> [Texte source]:
"""
Comme les nappes phréatiques soutiennent les cours d'eau, les conséquences sont visibles à l'œil nu. Les images catastrophiques de la Loire quasiment asséchée montrent les stigmates de cette sécheresse historique. Les petites rivières et étangs n'ont pas été épargnés. Le directeur de la Dréal Centre-Val de Loire dénombre trois fois plus d'assecs que l'année dernière. 

Face à ces niveaux particulièrement bas, l'adaptation est de mise. De nombreuses restrictions d'usage de l'eau ont été prises. "Nous avons dû prendre bien plus de restrictions que les années passées, rapporte Hervé Brulé de la Dréal. Nous n'avions jamais vu autant de superficie du territoire concerné, c'est un record." Au plus haut point de la crise, le 25 août, 73 % de la surface de la région était en état de crise, le niveau le plus important.

Dans ces situations, l'usage de l'eau est particulièrement restreint, notamment concernant les activités agricoles. Les conséquences de la sécheresse sur le monde agricole fait d'ailleurs l'objet du troisième article de ce volet Climat en Centre-Val de Loire. 

Selon la Dréal, ces restrictions ont été plutôt bien respectées : sur les 500 contrôles effectués par la police de l'eau - gérée par l'Office Français de la Biodiversité - des infractions ou écarts plus ou moins importants ont été constatés dans 10 % des cas.
"""
> [Entrées répertoriées]:
"""
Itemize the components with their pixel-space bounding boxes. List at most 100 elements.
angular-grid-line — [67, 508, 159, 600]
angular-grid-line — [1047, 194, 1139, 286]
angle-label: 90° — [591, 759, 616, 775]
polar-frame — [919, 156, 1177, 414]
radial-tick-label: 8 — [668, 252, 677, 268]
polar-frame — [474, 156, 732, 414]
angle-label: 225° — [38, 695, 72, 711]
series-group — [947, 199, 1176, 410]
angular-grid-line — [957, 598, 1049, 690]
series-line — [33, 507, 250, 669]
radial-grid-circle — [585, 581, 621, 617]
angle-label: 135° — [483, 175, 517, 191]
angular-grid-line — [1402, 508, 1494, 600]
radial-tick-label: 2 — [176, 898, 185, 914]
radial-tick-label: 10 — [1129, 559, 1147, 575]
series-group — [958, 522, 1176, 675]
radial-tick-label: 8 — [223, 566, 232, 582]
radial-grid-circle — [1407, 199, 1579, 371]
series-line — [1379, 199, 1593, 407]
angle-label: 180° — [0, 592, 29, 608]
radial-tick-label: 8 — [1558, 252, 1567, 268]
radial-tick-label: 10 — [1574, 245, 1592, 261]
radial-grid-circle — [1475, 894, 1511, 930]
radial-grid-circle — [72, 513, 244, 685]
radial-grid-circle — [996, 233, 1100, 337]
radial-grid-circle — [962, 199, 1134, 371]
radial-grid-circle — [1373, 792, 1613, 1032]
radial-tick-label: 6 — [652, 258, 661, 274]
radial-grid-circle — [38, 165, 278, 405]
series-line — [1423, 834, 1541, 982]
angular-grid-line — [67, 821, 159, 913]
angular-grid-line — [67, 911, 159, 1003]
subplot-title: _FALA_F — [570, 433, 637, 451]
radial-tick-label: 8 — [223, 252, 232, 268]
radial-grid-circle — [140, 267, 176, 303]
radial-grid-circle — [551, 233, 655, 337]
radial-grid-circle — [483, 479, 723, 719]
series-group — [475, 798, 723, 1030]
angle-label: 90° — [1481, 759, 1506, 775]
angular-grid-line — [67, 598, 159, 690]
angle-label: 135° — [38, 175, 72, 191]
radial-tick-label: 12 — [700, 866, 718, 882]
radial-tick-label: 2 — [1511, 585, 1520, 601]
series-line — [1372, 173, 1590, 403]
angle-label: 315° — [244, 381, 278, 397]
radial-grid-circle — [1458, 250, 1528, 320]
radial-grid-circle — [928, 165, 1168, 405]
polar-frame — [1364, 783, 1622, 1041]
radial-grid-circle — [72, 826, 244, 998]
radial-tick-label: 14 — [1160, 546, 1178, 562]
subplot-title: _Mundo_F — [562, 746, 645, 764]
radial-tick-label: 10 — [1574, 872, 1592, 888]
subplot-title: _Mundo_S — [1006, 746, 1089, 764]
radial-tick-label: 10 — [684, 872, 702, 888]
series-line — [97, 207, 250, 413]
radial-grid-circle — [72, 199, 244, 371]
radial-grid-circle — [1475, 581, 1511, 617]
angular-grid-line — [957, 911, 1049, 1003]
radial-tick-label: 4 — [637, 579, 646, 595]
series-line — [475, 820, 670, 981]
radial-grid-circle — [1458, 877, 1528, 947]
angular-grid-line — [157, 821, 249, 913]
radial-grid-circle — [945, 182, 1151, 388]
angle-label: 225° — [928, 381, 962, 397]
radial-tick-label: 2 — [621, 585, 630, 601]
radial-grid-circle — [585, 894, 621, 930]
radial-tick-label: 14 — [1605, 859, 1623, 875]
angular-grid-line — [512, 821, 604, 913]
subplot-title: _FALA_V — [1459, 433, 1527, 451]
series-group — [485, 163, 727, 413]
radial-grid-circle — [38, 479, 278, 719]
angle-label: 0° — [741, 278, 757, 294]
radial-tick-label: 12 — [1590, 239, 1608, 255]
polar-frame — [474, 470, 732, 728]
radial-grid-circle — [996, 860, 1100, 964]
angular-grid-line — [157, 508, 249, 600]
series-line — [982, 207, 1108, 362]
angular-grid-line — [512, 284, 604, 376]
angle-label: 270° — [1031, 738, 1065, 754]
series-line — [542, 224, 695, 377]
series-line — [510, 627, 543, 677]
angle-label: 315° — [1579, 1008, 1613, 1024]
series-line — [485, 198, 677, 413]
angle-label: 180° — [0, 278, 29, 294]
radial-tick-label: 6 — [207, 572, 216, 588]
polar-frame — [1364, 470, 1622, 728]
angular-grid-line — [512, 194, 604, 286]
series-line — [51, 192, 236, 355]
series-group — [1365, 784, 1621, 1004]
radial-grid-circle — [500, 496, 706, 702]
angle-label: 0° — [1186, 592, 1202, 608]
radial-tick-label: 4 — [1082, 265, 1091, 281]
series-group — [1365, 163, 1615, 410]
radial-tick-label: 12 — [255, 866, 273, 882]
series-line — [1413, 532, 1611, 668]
"""
> [Énoncé de l'exercice]: Transcrivez fidèlement le passage du texte source qui va de « Selon la Dréal, ces » à « 10 % des cas. ». Les entrées forment un matériau distinct du texte source.

> [Réponse à l'exercice]:
Selon la Dréal, ces restrictions ont été plutôt bien respectées : sur les 500 contrôles effectués par la police de l'eau - gérée par l'Office Français de la Biodiversité - des infractions ou écarts plus ou moins importants ont été constatés dans 10 % des cas.